— START —
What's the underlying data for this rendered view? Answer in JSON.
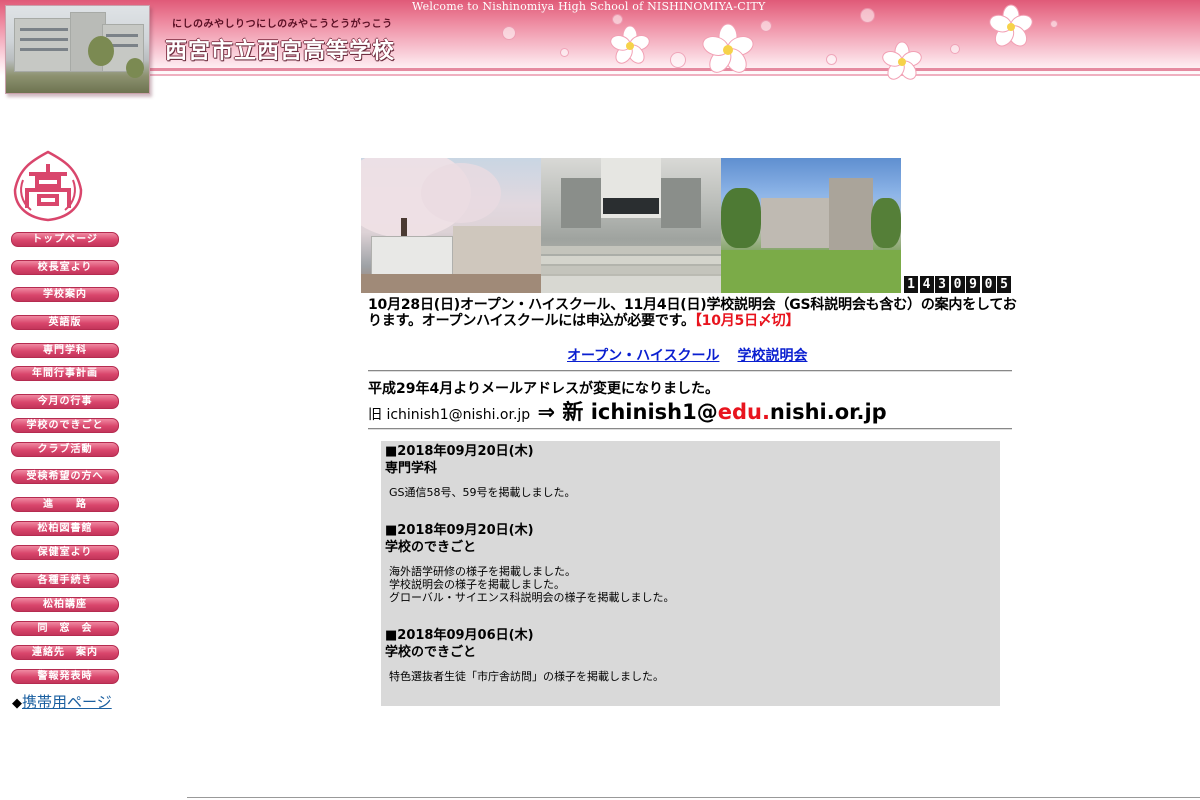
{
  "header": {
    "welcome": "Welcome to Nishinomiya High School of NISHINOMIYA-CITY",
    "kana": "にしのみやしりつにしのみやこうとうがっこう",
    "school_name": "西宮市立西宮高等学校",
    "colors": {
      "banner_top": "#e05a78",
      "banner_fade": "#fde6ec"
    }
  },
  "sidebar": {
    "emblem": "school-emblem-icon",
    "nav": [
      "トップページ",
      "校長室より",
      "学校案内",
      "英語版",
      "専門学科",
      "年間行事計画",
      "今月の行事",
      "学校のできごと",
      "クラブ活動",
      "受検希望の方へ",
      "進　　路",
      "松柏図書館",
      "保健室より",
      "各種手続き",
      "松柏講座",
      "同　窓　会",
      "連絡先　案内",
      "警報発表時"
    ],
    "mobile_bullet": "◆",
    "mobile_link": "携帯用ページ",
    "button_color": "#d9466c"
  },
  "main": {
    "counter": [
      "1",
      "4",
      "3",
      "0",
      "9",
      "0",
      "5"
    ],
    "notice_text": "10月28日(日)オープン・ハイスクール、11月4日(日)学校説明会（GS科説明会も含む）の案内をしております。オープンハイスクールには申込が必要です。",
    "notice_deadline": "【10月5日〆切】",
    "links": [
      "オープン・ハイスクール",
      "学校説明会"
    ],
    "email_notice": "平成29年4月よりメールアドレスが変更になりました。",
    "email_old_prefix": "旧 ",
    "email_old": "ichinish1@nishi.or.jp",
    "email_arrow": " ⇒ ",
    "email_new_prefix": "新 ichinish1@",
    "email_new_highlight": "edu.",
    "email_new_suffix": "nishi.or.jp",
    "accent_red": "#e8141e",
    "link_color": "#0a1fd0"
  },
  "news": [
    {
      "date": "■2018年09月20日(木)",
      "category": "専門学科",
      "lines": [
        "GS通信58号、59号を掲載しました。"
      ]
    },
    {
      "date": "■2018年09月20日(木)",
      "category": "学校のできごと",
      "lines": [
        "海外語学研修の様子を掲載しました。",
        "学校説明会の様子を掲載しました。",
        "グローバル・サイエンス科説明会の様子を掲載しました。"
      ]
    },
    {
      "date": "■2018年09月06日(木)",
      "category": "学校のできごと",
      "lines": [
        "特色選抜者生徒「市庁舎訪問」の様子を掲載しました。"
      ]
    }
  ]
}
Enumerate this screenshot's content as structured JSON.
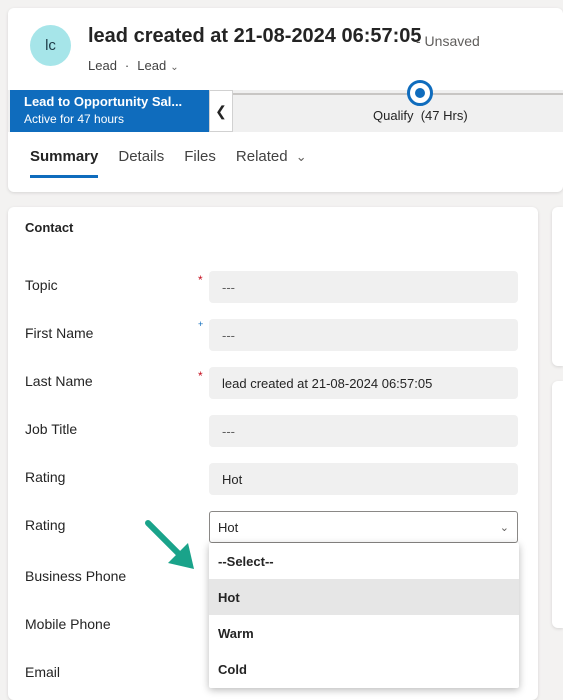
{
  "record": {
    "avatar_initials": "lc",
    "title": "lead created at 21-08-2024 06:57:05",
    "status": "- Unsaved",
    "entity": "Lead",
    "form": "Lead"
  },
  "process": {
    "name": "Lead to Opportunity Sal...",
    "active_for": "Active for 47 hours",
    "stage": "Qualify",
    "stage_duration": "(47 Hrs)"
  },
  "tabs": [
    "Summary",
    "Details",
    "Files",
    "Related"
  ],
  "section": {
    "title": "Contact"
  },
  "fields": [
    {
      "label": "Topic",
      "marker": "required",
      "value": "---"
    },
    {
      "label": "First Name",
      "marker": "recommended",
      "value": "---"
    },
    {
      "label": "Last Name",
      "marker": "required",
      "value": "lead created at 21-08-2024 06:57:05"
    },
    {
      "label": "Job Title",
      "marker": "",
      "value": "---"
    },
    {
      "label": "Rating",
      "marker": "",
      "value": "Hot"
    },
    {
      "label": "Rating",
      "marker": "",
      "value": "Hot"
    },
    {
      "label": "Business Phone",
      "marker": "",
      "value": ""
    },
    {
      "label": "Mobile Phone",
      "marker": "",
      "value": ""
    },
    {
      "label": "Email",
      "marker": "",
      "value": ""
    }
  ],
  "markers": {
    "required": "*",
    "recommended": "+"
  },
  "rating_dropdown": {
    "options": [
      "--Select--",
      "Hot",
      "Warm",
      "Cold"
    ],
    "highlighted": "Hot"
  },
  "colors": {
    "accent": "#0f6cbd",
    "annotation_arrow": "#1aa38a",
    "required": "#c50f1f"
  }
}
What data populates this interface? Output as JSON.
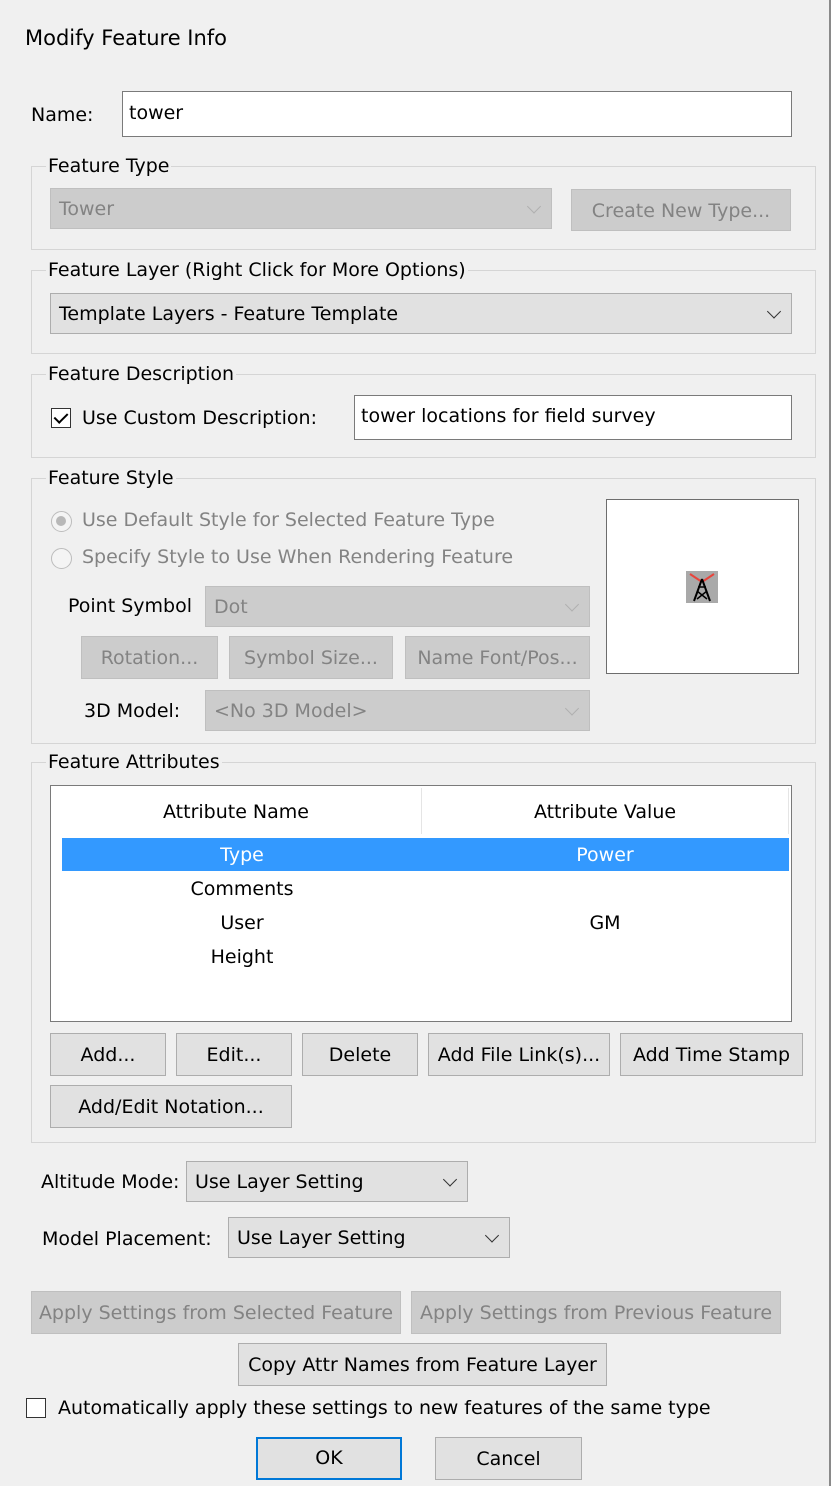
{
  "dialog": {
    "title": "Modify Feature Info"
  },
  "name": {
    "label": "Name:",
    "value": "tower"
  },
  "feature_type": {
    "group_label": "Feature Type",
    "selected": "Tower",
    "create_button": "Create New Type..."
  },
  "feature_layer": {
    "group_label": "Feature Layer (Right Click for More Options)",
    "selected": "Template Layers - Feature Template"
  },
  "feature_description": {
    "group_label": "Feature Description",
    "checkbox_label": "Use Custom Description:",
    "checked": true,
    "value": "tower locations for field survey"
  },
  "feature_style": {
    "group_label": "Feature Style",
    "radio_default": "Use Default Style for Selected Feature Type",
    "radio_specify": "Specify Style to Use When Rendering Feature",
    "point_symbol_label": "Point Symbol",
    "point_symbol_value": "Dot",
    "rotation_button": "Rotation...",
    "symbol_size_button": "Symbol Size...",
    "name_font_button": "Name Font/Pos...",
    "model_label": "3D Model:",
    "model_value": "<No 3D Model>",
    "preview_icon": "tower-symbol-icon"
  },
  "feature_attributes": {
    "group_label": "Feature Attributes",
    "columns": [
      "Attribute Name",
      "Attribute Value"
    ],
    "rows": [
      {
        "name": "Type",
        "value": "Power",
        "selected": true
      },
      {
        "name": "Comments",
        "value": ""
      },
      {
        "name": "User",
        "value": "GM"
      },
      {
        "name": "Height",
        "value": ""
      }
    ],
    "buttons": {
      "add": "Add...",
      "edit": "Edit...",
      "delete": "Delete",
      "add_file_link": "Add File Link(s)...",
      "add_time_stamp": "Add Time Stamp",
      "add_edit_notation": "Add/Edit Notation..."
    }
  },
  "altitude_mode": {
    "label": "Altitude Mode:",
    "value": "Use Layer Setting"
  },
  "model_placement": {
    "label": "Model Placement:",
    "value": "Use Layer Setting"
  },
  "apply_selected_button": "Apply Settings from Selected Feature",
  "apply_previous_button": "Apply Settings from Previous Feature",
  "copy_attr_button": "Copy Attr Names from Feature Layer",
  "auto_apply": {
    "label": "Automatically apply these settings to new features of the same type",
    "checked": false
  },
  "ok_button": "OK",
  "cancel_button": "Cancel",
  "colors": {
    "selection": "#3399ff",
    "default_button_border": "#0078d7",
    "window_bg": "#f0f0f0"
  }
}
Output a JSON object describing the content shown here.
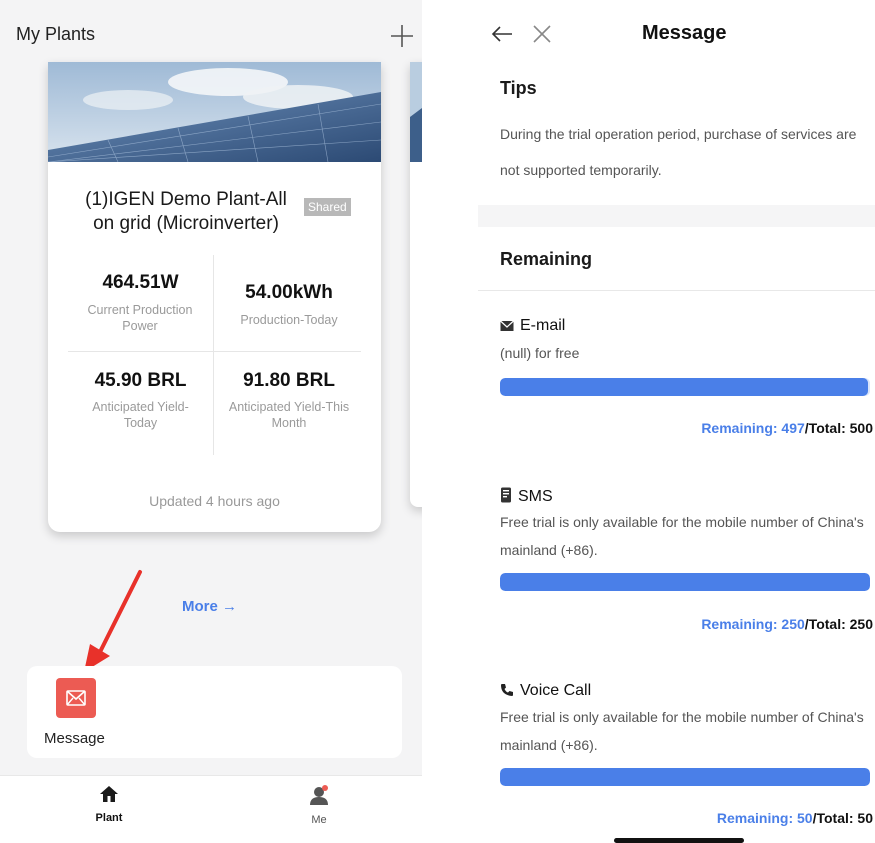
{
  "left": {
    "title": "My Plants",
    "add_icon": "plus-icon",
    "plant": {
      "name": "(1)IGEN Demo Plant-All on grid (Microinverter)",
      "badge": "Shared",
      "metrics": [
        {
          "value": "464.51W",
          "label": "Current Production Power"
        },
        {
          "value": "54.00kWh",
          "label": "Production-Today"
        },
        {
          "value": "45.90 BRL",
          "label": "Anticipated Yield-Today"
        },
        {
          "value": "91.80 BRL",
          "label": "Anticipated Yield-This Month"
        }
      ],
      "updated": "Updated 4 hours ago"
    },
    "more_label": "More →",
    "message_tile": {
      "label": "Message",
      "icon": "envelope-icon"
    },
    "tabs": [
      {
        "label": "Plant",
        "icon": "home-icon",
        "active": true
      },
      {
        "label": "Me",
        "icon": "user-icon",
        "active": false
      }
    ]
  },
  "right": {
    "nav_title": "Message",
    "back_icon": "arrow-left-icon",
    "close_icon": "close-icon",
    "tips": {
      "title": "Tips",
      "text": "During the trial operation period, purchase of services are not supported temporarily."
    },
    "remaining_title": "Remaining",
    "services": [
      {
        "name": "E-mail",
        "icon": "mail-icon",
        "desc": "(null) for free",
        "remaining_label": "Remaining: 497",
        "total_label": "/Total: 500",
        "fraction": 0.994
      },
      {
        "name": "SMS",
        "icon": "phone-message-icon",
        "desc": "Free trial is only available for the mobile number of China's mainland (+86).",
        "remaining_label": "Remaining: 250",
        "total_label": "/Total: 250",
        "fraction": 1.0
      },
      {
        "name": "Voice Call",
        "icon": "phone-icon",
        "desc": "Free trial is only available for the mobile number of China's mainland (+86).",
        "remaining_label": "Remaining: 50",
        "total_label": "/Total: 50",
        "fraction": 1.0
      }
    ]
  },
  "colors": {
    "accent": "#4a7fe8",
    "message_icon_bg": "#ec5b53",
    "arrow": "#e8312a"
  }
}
— END —
= DO THIS =
Scan the material line by line and report each one that contains "content".

= CORRECT OUTPUT =
Enumerate this screenshot's content as structured JSON.
Output a JSON object describing the content shown here.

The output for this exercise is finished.